# REQUIREMENTS
Pull every line containing "Hava" from the entries.

— START RECORDS TO USE —

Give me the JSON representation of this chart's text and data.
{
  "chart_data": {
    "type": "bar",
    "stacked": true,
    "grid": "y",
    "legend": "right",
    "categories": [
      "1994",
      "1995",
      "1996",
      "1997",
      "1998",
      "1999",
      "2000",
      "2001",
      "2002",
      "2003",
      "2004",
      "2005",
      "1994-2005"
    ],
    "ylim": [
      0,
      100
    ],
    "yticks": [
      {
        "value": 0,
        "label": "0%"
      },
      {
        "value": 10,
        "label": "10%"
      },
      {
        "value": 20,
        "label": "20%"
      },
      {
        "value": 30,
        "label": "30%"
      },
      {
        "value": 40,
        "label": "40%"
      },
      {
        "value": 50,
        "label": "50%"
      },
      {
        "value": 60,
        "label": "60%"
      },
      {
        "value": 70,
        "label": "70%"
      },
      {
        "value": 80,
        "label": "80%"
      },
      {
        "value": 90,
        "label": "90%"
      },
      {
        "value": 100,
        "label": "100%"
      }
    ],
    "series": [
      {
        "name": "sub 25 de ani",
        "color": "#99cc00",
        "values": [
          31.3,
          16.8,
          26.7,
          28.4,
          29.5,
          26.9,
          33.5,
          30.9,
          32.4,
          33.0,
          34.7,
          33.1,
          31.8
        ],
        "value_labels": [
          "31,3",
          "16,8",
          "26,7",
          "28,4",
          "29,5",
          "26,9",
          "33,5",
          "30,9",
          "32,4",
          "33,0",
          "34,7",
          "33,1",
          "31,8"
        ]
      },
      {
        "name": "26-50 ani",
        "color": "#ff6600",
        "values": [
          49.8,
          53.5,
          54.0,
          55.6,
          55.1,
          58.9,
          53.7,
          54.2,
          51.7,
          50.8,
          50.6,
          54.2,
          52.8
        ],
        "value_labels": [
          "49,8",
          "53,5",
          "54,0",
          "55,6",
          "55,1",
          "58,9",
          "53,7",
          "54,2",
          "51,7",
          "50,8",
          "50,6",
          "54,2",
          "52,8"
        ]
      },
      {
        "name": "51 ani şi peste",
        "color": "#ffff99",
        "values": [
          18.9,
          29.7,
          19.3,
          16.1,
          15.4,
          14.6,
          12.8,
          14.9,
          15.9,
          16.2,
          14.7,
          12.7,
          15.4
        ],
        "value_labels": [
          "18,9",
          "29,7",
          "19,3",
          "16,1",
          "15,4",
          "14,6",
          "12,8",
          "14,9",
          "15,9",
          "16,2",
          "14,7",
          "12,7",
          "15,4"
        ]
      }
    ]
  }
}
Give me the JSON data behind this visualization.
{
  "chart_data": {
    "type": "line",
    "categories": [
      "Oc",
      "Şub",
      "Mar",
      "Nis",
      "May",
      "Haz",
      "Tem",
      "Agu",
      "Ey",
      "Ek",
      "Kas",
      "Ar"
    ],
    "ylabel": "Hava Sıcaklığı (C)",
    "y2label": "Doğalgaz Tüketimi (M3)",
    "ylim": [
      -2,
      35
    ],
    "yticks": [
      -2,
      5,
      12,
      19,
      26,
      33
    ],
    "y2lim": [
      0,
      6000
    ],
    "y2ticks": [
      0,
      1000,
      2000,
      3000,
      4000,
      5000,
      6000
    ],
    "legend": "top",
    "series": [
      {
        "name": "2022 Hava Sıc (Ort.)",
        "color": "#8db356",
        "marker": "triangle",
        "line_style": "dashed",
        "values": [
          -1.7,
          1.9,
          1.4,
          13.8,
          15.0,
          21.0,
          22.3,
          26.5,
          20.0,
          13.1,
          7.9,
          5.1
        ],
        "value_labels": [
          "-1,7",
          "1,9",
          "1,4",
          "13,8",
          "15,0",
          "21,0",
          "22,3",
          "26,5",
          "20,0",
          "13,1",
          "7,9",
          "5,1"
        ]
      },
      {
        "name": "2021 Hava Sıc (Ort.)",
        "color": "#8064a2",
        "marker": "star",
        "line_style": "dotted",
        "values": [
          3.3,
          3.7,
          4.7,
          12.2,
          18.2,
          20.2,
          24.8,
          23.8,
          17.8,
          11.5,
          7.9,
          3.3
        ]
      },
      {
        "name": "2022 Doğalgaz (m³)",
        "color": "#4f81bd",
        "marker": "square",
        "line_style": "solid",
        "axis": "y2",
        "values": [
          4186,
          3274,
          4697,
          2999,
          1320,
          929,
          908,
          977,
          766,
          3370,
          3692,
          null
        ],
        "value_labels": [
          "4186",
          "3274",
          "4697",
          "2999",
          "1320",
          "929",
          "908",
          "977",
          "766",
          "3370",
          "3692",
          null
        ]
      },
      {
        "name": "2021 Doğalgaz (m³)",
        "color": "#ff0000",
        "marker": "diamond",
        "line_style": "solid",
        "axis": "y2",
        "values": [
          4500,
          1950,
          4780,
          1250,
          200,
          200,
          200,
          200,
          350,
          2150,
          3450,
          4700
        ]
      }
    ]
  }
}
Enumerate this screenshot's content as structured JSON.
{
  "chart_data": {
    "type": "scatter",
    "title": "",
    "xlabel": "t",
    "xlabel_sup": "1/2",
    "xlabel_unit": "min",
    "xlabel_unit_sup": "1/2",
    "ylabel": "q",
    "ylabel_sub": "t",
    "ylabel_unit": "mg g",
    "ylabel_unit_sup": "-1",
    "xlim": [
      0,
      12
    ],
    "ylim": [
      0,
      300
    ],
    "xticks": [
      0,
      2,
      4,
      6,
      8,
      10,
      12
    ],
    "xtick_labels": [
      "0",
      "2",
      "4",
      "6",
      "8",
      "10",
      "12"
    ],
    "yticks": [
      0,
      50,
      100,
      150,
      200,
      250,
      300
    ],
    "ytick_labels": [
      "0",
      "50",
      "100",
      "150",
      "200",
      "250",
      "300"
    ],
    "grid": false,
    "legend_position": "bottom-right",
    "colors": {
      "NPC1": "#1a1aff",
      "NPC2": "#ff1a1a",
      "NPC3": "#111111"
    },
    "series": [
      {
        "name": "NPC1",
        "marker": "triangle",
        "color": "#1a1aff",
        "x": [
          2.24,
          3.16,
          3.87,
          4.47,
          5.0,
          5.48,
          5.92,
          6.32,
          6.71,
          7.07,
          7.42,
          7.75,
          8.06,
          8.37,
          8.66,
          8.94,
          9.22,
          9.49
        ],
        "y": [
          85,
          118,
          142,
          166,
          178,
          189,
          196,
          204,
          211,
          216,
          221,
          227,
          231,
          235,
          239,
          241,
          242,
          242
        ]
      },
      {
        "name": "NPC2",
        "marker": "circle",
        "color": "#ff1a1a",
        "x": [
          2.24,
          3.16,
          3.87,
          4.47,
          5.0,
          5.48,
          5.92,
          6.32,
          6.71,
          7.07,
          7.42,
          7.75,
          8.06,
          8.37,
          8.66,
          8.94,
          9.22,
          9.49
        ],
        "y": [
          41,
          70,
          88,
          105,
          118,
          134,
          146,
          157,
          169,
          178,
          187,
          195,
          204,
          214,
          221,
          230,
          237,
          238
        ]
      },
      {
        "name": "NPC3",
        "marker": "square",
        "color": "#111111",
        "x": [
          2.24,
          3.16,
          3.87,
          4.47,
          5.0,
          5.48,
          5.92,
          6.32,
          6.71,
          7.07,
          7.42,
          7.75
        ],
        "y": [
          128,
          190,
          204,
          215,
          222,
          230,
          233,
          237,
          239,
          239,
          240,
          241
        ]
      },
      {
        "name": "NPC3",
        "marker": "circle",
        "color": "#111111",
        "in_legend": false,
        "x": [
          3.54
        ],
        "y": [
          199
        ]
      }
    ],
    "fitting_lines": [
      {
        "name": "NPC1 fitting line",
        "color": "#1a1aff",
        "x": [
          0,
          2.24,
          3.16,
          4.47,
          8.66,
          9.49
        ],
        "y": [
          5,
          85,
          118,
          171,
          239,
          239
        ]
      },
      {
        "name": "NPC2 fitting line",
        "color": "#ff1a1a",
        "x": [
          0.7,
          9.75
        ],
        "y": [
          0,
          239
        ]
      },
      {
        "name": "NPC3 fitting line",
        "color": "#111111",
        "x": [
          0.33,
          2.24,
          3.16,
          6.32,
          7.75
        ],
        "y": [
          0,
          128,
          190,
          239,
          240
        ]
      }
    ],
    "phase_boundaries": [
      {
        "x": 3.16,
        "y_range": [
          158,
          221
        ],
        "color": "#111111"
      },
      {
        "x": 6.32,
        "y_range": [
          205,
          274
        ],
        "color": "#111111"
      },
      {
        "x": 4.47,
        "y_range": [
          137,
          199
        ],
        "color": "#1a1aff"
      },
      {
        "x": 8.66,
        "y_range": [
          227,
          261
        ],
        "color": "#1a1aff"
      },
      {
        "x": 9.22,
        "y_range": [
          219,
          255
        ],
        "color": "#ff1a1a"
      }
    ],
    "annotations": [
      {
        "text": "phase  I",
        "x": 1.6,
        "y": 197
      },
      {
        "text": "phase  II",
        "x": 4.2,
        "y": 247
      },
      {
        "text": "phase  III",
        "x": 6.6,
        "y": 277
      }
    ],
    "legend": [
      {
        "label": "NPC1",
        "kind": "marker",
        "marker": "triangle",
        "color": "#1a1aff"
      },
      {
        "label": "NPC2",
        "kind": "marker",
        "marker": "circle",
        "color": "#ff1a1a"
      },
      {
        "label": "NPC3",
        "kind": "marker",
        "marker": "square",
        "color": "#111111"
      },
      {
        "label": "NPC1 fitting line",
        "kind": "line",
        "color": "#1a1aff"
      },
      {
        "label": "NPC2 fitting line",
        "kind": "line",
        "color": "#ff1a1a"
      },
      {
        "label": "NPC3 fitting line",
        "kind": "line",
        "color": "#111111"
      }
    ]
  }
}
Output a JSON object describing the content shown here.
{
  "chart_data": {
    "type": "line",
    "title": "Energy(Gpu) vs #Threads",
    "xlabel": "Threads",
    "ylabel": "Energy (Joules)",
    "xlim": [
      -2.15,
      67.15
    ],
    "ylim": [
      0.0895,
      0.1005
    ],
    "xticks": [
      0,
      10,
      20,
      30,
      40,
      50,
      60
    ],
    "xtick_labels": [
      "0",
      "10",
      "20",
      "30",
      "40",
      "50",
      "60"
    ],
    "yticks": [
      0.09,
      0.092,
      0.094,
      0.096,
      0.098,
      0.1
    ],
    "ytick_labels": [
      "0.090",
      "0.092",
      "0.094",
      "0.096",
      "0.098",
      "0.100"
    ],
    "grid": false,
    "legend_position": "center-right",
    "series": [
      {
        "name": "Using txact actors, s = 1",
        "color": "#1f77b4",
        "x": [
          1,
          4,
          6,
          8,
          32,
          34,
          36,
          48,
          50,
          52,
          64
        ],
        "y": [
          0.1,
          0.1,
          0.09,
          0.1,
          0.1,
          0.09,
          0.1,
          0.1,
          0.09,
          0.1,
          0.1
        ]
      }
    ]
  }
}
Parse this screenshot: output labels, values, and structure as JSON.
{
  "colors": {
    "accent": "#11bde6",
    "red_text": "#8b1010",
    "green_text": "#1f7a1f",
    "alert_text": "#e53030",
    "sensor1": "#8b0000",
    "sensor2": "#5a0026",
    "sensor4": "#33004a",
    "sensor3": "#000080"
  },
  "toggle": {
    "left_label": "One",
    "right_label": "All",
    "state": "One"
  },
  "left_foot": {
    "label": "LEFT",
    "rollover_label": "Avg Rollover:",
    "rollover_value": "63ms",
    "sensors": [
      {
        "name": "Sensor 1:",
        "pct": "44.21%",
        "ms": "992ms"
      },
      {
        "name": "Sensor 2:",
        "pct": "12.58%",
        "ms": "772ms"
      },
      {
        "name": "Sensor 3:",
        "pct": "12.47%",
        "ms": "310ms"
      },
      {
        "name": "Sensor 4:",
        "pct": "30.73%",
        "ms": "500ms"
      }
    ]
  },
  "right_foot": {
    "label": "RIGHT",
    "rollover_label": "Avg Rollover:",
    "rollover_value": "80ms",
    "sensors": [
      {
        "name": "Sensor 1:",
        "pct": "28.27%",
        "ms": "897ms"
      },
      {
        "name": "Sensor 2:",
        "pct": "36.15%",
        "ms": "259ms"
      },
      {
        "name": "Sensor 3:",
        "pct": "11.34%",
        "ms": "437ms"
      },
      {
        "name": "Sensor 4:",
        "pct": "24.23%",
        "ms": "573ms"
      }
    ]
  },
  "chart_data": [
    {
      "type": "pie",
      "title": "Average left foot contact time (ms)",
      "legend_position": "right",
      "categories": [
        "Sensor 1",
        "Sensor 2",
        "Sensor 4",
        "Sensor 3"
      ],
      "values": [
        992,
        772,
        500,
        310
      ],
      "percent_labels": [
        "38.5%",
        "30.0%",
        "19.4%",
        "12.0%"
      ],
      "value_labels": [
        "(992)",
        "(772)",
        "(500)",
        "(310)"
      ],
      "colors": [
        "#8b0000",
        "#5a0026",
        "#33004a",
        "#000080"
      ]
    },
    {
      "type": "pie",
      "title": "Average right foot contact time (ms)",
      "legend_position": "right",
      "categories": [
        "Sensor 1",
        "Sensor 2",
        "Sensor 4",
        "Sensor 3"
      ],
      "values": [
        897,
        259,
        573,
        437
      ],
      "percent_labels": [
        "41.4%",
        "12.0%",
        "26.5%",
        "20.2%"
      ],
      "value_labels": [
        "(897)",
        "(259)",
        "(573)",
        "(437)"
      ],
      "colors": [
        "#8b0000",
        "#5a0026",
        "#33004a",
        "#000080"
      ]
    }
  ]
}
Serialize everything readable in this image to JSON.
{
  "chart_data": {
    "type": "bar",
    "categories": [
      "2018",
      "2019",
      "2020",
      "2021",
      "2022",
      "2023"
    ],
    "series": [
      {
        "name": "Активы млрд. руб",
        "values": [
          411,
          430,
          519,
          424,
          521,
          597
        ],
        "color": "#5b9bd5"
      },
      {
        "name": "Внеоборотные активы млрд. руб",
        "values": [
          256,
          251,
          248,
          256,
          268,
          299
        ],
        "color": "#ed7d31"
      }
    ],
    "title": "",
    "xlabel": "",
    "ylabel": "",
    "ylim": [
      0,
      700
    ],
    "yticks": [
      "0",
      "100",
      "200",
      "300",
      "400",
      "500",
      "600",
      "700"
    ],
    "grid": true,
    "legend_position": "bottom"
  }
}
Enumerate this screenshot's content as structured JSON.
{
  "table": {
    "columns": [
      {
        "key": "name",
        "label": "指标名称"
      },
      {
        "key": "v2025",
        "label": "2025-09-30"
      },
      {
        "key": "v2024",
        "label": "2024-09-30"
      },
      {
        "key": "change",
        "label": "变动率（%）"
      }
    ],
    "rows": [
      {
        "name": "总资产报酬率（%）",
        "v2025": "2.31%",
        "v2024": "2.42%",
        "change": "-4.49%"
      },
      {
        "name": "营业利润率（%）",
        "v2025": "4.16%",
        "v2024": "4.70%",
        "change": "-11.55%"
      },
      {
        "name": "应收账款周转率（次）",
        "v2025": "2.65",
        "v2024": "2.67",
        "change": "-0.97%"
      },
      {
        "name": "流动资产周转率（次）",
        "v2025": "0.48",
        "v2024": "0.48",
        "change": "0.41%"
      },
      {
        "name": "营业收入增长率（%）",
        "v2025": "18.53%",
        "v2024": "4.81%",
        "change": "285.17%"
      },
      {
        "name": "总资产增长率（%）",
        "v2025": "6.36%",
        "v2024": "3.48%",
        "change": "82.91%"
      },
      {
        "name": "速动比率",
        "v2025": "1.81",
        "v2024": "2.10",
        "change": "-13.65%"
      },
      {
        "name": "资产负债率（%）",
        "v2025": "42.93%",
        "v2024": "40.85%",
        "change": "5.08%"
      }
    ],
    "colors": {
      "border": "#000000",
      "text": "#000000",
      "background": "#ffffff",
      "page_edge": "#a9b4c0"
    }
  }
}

— END RECORDS TO USE —

# WRITTEN SOLUTION
    "ylabel": "Hava Sıcaklığı (C)",
        "name": "2022 Hava Sıc (Ort.)",
        "name": "2021 Hava Sıc (Ort.)",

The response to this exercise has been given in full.